* _JOB_:
Tally the lines in the following entries that include the word "pessoa"; state only the total.

Collected data
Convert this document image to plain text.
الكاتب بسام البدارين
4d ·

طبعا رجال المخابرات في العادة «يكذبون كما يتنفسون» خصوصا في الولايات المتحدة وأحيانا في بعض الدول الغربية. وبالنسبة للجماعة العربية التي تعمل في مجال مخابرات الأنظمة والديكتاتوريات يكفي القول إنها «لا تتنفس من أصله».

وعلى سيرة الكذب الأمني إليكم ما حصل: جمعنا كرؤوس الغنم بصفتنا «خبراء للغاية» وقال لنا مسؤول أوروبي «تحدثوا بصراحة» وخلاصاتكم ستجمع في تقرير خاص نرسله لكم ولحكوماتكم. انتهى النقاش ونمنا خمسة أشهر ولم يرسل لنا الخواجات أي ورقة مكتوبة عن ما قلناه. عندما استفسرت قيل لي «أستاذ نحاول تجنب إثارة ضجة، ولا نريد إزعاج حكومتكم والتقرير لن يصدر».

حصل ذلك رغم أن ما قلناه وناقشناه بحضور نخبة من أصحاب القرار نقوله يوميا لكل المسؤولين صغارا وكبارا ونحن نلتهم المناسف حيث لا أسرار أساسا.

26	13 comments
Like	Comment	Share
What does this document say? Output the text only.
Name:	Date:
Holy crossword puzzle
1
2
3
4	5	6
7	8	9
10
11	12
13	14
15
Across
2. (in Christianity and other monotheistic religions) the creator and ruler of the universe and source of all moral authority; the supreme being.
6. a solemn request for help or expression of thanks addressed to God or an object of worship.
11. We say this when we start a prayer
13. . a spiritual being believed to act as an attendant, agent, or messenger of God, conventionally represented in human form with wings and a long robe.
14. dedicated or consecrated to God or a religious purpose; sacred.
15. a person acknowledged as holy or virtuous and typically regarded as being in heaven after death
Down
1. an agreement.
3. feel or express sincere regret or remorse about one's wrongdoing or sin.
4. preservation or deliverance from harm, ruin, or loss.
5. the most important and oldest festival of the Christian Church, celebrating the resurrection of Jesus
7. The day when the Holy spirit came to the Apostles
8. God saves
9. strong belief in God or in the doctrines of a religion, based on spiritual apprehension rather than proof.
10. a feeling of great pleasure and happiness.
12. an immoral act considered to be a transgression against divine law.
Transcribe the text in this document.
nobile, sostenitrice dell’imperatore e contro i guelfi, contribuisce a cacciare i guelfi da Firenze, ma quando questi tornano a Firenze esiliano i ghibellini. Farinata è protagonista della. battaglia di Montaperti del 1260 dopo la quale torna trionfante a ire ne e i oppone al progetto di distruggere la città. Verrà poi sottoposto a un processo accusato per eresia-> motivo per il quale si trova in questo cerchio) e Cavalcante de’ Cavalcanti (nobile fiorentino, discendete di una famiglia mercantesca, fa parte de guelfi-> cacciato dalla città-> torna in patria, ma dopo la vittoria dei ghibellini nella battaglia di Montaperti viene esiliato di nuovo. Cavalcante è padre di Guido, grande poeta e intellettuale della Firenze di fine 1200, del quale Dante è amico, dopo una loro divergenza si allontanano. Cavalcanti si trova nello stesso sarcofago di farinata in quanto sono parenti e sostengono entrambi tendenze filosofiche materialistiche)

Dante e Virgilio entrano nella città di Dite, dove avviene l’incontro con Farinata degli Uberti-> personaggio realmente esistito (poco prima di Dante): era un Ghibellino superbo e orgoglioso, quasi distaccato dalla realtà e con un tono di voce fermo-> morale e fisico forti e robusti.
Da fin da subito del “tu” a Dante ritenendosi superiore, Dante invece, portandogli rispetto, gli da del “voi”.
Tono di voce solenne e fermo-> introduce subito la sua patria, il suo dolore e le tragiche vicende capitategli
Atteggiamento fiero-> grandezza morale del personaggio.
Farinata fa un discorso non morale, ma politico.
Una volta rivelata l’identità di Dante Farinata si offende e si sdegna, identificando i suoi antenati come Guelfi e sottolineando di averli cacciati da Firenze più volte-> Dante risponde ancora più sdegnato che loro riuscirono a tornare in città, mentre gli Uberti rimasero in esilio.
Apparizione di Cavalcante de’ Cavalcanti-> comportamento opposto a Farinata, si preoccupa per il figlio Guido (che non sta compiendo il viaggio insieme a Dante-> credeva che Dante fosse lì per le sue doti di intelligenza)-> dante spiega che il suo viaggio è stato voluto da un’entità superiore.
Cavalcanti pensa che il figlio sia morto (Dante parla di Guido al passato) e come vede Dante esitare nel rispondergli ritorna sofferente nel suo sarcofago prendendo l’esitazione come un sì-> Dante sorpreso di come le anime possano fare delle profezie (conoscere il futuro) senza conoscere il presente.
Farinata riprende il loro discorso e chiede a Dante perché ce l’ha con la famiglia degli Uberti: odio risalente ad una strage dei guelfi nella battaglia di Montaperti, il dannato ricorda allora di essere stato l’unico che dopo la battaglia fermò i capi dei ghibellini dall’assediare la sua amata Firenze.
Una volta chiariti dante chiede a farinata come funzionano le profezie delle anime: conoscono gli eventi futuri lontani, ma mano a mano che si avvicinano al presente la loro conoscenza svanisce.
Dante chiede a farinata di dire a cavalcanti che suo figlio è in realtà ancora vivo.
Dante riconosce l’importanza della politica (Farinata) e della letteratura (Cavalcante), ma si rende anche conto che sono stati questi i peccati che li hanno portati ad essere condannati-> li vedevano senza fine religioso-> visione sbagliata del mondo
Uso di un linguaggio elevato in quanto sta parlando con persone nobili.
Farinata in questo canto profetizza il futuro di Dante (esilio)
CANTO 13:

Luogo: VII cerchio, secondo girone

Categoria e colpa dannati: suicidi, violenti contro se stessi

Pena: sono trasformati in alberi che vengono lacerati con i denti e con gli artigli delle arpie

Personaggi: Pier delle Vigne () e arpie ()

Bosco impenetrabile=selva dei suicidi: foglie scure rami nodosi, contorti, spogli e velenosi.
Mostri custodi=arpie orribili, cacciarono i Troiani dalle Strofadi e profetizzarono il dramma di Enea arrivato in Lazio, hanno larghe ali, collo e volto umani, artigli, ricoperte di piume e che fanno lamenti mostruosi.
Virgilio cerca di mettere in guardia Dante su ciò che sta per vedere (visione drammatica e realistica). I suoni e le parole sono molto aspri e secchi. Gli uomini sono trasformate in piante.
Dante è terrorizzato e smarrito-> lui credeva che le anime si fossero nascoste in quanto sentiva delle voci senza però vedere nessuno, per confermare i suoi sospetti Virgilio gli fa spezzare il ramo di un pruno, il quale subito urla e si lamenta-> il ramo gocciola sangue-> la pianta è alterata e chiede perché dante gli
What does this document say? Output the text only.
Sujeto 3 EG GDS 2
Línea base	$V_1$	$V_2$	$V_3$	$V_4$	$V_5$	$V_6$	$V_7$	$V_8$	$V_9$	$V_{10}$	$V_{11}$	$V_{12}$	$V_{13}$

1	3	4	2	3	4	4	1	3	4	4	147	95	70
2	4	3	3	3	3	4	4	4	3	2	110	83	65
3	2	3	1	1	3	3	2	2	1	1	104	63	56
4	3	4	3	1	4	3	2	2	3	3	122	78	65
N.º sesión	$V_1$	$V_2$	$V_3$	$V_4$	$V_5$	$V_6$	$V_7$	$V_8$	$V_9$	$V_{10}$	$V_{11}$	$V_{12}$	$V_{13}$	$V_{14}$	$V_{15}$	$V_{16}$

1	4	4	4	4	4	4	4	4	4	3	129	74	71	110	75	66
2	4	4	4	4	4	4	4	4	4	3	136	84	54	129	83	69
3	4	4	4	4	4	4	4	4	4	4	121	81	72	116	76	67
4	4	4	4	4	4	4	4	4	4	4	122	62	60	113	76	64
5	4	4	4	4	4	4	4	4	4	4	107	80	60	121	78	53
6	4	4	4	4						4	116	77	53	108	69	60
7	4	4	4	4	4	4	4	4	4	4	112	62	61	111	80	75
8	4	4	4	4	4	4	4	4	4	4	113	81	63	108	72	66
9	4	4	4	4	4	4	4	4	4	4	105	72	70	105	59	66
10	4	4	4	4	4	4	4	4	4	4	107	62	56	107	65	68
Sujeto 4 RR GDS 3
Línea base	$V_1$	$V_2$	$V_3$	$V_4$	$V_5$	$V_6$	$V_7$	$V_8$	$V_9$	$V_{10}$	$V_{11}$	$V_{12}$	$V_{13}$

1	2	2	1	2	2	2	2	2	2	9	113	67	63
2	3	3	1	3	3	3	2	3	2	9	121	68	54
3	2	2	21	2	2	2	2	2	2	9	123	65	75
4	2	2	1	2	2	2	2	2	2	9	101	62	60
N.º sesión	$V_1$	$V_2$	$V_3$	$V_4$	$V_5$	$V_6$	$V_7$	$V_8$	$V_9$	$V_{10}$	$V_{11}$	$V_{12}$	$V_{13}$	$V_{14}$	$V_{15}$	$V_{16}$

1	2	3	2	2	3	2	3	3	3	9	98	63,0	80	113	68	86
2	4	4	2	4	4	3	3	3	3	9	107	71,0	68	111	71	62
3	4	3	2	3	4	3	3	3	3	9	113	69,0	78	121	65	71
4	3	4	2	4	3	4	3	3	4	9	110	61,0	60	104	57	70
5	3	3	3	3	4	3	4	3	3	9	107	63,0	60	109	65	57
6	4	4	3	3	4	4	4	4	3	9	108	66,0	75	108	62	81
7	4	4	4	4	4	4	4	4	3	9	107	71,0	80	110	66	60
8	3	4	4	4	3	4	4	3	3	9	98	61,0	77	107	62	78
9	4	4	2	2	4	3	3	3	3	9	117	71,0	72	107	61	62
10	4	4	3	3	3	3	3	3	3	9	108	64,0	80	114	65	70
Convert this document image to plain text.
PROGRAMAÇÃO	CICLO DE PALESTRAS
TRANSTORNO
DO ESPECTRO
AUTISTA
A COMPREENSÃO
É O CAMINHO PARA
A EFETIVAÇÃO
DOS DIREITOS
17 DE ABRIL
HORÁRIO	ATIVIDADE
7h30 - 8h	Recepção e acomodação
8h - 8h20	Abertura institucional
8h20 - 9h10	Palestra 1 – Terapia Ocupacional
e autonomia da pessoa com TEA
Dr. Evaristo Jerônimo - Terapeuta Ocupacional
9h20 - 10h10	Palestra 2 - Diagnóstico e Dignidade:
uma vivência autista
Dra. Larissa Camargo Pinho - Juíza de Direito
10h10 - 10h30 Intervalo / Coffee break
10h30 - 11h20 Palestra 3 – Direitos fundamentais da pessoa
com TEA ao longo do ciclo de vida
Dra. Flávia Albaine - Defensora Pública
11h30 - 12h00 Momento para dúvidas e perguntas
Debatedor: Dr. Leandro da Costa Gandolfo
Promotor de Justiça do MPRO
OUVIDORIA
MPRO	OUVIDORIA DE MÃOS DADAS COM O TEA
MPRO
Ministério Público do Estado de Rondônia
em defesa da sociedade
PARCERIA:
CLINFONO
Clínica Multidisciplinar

* _REPLY_:
2